(Exercise material):
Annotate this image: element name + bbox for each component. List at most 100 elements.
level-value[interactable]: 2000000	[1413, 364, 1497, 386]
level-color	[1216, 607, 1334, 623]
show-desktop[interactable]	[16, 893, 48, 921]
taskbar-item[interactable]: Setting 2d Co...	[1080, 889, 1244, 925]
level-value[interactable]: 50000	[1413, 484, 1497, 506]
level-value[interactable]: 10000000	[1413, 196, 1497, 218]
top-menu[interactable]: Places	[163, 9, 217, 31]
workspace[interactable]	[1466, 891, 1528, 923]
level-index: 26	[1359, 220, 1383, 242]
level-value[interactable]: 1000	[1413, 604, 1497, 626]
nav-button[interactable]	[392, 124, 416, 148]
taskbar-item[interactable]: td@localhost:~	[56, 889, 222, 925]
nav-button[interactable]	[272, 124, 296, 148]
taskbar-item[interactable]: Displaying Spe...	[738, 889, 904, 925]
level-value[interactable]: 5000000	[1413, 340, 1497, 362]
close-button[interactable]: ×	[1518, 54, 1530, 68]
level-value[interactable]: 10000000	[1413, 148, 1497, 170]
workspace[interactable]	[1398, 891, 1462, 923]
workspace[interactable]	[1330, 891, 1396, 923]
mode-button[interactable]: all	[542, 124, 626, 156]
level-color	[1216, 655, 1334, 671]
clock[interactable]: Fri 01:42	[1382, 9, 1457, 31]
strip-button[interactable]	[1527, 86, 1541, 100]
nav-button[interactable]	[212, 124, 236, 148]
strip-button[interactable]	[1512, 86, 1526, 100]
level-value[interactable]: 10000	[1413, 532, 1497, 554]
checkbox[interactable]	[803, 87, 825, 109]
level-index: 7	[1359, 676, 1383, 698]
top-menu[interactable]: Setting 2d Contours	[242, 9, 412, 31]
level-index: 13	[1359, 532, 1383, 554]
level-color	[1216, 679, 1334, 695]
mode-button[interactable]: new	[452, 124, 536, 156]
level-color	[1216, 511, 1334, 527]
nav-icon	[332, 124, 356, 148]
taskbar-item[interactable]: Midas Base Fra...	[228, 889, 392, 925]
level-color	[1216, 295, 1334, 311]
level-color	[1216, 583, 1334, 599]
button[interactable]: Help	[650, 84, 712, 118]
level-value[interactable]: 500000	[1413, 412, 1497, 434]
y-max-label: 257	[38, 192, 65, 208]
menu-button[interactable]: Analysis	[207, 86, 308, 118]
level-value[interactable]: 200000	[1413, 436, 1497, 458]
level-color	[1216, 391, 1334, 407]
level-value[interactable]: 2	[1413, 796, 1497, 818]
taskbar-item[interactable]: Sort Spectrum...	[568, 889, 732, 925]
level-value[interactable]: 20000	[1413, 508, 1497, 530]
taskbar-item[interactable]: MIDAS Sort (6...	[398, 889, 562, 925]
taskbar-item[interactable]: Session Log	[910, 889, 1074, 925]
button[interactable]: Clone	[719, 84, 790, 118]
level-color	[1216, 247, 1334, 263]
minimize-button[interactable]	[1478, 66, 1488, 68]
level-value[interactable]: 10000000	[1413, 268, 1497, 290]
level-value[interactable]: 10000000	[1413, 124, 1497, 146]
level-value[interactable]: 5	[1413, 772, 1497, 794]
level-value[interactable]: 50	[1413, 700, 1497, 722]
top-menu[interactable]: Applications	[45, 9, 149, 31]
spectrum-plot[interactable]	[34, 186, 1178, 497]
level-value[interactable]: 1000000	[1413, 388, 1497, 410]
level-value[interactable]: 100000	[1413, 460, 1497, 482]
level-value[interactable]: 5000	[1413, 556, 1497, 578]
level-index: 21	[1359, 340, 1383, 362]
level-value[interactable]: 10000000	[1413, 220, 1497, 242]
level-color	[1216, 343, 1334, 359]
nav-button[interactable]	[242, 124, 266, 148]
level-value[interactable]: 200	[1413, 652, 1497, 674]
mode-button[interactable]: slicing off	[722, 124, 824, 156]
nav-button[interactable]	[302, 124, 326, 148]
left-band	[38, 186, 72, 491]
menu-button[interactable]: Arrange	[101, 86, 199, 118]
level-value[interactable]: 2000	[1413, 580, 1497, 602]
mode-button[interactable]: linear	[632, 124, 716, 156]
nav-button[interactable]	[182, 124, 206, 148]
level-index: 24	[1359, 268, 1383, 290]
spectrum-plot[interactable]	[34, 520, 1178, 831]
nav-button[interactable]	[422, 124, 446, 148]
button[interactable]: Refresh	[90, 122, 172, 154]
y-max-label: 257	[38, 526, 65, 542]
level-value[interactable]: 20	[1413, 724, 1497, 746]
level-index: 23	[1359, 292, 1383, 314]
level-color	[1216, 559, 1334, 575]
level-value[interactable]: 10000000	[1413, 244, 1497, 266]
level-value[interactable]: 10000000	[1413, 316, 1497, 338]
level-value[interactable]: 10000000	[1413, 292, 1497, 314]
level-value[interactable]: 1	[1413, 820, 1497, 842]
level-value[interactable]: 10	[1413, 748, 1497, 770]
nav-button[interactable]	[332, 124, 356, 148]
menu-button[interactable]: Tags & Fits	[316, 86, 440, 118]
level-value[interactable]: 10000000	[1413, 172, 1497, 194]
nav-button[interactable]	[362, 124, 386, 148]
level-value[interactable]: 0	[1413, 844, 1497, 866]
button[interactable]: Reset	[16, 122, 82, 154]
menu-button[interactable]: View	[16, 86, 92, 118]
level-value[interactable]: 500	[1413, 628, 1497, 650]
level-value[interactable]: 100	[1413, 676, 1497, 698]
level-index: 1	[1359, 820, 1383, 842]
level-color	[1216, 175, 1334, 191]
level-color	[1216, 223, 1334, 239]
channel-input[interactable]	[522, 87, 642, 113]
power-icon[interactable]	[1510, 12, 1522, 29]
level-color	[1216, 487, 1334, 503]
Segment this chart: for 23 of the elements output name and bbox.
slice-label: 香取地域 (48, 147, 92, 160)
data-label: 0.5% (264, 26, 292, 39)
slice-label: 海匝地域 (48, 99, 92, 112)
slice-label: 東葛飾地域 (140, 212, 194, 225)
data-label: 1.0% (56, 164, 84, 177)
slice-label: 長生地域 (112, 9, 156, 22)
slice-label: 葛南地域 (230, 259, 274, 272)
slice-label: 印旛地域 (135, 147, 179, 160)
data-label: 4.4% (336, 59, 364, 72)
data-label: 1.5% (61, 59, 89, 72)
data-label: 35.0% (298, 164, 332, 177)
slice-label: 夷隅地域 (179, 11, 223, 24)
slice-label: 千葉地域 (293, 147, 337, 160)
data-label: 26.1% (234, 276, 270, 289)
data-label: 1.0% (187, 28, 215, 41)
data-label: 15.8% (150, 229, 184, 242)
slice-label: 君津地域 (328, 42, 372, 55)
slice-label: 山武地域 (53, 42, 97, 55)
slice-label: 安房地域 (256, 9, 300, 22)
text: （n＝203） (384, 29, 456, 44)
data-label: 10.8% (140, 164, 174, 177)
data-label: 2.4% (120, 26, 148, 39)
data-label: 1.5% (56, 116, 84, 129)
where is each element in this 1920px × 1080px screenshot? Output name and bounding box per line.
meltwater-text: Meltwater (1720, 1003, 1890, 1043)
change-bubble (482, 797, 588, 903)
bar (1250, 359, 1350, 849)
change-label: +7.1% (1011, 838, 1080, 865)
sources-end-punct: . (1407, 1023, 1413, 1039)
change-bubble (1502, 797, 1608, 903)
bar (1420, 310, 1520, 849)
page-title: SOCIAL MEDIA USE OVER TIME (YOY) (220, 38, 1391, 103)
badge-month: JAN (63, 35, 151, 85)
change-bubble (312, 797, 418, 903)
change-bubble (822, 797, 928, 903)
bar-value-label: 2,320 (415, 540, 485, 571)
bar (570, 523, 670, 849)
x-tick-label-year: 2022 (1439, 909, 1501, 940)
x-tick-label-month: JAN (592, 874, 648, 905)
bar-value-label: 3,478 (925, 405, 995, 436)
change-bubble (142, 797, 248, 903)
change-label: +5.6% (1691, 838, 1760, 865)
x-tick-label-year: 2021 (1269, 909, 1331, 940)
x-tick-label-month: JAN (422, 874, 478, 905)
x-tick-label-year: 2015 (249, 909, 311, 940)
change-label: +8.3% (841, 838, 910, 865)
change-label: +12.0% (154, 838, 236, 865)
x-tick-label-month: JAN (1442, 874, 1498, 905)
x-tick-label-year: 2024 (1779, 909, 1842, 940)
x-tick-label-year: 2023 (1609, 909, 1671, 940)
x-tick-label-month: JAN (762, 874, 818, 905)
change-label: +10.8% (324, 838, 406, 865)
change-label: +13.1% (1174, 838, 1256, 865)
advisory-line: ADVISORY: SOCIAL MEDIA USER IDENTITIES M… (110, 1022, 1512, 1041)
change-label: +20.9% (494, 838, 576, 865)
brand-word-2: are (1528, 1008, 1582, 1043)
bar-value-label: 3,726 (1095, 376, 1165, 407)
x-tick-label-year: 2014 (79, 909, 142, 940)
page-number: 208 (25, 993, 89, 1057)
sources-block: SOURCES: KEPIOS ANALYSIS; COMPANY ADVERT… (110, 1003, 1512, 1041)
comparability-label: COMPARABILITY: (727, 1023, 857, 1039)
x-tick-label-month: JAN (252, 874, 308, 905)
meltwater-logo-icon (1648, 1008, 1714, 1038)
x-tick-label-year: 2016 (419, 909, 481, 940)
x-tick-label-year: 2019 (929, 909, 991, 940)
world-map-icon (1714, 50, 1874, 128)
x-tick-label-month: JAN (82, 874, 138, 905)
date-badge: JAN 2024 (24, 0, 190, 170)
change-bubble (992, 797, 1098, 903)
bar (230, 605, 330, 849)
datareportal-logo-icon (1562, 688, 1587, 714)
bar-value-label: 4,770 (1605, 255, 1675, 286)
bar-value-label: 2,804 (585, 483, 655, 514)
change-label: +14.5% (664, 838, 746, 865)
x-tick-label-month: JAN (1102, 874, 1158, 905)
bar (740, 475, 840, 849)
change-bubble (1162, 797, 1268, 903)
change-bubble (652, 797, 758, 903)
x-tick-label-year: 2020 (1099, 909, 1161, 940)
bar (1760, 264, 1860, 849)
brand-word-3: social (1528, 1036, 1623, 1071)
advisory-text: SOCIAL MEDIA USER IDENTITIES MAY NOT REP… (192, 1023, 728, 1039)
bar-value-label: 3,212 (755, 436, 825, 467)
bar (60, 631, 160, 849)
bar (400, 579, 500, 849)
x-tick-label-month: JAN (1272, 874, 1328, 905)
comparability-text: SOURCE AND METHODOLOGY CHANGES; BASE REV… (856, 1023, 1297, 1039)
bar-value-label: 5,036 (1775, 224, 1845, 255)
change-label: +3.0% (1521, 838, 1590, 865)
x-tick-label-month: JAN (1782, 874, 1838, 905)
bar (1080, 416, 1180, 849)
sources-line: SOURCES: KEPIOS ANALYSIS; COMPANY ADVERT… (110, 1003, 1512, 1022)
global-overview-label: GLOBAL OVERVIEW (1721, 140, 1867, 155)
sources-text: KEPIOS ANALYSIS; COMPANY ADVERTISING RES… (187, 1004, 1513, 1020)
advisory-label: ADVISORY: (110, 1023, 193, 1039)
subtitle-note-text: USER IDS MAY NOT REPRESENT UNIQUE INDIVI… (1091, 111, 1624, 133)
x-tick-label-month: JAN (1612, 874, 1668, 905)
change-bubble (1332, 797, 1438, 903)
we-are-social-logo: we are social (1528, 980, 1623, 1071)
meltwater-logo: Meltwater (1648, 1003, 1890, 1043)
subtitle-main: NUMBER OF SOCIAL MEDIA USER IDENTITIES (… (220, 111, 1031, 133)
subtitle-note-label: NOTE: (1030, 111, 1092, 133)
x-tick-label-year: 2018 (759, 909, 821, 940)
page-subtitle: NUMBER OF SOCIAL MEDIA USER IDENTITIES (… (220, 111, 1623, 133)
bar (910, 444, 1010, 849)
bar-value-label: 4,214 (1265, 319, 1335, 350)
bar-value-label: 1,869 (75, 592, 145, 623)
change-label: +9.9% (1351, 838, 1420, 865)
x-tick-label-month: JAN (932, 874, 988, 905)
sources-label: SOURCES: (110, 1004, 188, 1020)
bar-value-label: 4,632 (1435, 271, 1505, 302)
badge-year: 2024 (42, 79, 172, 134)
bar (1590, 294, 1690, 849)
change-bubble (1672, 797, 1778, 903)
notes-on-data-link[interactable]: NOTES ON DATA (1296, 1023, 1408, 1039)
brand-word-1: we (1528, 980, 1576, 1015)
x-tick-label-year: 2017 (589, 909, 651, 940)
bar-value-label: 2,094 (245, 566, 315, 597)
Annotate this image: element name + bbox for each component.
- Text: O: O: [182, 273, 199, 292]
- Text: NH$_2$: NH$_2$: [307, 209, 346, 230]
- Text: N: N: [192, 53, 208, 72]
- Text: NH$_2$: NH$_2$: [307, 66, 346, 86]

(Exercise): Please rewrite the rows, starting at the beginning and ending at the line that contains "86, 1541, 100]", with "level-value" swapped for "level-amount" and everything else unchanged.

(Result):
Annotate this image: element name + bbox for each component. List at most 100 elements.
level-amount[interactable]: 2000000	[1413, 364, 1497, 386]
level-color	[1216, 607, 1334, 623]
show-desktop[interactable]	[16, 893, 48, 921]
taskbar-item[interactable]: Setting 2d Co...	[1080, 889, 1244, 925]
level-amount[interactable]: 50000	[1413, 484, 1497, 506]
level-amount[interactable]: 10000000	[1413, 196, 1497, 218]
top-menu[interactable]: Places	[163, 9, 217, 31]
workspace[interactable]	[1466, 891, 1528, 923]
level-index: 26	[1359, 220, 1383, 242]
level-amount[interactable]: 1000	[1413, 604, 1497, 626]
nav-button[interactable]	[392, 124, 416, 148]
taskbar-item[interactable]: td@localhost:~	[56, 889, 222, 925]
nav-button[interactable]	[272, 124, 296, 148]
taskbar-item[interactable]: Displaying Spe...	[738, 889, 904, 925]
level-amount[interactable]: 5000000	[1413, 340, 1497, 362]
close-button[interactable]: ×	[1518, 54, 1530, 68]
level-amount[interactable]: 10000000	[1413, 148, 1497, 170]
workspace[interactable]	[1398, 891, 1462, 923]
workspace[interactable]	[1330, 891, 1396, 923]
mode-button[interactable]: all	[542, 124, 626, 156]
level-color	[1216, 655, 1334, 671]
clock[interactable]: Fri 01:42	[1382, 9, 1457, 31]
strip-button[interactable]	[1527, 86, 1541, 100]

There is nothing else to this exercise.